[start]
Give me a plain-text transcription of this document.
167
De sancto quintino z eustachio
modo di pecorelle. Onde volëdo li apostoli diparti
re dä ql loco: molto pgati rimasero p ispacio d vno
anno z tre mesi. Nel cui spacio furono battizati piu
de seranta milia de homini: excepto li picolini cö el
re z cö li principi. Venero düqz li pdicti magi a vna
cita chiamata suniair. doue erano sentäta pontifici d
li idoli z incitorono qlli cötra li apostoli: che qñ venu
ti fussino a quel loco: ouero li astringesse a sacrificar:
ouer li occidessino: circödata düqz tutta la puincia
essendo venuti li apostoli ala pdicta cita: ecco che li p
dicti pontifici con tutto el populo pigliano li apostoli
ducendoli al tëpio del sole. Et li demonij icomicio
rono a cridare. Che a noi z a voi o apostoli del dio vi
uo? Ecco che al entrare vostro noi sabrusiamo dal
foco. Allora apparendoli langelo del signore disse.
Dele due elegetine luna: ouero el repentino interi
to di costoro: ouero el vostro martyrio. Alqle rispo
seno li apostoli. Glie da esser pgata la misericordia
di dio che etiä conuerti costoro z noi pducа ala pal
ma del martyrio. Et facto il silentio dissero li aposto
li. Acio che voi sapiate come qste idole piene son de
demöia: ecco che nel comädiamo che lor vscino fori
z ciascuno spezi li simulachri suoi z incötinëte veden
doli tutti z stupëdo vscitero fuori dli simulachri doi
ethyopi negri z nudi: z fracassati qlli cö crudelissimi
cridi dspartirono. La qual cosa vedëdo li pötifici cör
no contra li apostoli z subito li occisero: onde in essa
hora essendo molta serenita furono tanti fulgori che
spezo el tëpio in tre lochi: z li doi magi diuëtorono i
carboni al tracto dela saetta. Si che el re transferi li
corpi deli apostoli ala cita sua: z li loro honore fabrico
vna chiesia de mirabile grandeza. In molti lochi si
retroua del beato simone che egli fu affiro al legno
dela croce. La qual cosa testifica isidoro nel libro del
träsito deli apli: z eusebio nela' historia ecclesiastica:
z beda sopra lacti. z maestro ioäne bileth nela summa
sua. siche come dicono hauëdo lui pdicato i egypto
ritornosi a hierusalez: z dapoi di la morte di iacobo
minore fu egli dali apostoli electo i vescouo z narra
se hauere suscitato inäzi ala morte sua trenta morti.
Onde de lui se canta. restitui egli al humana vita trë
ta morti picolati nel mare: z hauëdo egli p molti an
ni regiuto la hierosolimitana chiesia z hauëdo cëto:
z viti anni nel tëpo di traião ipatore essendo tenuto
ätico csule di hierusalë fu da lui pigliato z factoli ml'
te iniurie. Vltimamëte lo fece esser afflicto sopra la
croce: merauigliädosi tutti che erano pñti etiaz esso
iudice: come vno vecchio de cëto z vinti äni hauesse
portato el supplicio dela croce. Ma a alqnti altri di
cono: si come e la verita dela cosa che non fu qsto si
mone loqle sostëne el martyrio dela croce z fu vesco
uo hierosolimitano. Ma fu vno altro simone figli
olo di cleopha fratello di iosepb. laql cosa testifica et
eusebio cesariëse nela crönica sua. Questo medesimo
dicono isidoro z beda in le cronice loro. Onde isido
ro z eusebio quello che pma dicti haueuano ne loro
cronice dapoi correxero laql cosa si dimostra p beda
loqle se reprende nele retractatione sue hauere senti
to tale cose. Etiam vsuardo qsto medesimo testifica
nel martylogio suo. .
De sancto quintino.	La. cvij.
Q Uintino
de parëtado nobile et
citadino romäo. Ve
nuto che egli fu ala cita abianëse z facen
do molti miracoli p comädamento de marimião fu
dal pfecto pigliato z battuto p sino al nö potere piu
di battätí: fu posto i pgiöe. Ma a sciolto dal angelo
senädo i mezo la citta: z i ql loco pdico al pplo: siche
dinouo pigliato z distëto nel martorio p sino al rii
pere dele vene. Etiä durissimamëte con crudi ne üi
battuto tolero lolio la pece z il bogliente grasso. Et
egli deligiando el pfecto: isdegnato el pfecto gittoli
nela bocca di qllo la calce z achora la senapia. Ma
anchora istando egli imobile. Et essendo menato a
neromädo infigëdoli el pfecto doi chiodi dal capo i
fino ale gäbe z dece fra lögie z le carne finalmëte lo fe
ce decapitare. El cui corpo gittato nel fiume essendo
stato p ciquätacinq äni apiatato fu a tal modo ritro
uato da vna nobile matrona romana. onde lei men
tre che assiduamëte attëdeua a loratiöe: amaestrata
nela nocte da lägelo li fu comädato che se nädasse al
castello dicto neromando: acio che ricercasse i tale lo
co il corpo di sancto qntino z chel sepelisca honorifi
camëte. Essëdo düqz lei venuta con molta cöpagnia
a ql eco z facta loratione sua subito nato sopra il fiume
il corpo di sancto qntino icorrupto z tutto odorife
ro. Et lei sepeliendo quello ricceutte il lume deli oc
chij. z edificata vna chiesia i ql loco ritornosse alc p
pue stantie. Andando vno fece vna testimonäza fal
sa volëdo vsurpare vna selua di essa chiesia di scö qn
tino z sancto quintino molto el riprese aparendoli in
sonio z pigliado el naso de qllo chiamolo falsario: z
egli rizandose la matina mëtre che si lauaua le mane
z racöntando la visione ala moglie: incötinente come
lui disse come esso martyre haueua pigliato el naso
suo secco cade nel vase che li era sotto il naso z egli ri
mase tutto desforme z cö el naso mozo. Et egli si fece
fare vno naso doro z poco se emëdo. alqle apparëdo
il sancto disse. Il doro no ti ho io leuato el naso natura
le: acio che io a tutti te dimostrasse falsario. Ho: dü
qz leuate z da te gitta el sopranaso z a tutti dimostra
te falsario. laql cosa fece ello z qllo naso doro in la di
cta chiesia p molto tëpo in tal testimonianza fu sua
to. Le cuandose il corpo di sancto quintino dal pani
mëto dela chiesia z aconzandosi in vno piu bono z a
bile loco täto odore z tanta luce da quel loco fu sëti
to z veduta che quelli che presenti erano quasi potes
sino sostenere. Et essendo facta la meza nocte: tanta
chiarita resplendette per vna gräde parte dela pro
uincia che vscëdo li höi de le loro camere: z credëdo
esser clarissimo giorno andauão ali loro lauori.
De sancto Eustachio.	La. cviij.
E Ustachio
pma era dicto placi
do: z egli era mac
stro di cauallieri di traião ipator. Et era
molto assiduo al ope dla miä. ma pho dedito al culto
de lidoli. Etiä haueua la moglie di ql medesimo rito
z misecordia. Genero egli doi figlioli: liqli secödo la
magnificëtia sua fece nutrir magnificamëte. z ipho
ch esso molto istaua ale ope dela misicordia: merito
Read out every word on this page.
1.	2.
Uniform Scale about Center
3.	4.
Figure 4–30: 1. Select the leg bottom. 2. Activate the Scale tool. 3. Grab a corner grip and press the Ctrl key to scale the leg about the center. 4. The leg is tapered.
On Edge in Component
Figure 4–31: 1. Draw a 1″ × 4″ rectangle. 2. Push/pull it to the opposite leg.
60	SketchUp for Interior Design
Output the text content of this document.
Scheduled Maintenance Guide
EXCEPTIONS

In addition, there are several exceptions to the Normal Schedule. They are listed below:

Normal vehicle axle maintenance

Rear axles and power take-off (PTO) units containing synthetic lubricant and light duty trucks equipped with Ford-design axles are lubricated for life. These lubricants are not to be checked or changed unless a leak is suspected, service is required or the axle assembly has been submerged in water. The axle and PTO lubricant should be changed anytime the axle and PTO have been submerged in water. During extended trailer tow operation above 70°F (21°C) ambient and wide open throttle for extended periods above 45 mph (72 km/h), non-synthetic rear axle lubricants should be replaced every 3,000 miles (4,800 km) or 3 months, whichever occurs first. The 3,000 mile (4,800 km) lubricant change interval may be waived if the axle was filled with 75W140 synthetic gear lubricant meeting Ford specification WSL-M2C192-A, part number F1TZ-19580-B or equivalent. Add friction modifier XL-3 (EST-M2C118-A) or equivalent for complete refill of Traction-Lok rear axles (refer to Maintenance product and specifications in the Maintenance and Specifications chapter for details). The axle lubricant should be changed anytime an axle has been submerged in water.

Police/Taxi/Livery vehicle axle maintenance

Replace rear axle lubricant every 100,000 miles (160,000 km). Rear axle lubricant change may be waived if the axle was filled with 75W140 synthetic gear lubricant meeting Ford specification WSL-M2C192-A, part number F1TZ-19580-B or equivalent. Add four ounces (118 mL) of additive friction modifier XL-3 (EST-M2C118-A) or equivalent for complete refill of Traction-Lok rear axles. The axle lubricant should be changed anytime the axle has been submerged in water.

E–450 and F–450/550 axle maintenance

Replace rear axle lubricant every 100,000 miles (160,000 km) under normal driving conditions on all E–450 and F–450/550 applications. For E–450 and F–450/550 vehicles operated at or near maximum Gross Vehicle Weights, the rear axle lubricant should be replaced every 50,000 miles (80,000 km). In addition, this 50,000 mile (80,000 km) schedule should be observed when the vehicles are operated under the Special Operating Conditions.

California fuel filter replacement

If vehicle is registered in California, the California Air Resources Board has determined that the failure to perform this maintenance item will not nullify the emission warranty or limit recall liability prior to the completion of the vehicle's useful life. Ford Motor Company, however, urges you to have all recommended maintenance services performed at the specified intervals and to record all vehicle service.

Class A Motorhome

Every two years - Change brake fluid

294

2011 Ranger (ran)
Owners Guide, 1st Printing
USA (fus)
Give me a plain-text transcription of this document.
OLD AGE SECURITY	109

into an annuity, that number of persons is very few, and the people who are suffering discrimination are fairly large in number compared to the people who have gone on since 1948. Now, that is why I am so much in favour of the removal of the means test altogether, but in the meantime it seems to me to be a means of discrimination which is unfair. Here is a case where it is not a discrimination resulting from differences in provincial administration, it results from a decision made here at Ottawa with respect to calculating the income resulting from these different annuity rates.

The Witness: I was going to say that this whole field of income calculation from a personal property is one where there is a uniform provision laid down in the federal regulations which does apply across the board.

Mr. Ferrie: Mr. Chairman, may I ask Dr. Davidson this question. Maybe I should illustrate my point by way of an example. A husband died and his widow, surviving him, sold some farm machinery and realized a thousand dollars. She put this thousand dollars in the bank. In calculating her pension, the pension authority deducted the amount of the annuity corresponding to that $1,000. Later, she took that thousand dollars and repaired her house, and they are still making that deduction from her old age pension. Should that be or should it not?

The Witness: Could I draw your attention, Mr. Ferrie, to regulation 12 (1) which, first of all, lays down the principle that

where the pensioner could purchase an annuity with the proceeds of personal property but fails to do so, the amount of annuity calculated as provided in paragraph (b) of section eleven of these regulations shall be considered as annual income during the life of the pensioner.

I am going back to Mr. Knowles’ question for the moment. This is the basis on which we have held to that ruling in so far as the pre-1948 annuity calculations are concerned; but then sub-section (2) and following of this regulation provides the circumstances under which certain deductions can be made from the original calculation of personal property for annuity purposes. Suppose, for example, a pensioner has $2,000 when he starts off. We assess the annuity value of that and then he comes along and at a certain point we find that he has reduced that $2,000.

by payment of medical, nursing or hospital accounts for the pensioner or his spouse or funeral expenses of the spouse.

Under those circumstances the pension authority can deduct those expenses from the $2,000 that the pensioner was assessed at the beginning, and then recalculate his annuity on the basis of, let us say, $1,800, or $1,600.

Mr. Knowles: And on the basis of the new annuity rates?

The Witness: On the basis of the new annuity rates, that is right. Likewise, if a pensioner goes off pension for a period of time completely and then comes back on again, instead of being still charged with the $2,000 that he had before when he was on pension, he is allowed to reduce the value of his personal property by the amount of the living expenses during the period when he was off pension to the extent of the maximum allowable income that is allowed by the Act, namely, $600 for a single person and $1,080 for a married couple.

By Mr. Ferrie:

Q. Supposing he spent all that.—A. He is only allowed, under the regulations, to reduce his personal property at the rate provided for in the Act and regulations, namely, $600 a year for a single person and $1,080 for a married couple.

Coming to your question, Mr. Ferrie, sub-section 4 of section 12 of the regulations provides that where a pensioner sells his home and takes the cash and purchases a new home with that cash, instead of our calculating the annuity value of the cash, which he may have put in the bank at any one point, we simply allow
[end]
• _Task brief_:
Search the data above for the string "eusebio" and return every line that has it.

• _Written response_:
träsito deli apli: z eusebio nela' historia ecclesiastica:
eusebio cesariëse nela crönica sua. Questo medesimo
ro z eusebio quello che pma dicti haueuano ne loro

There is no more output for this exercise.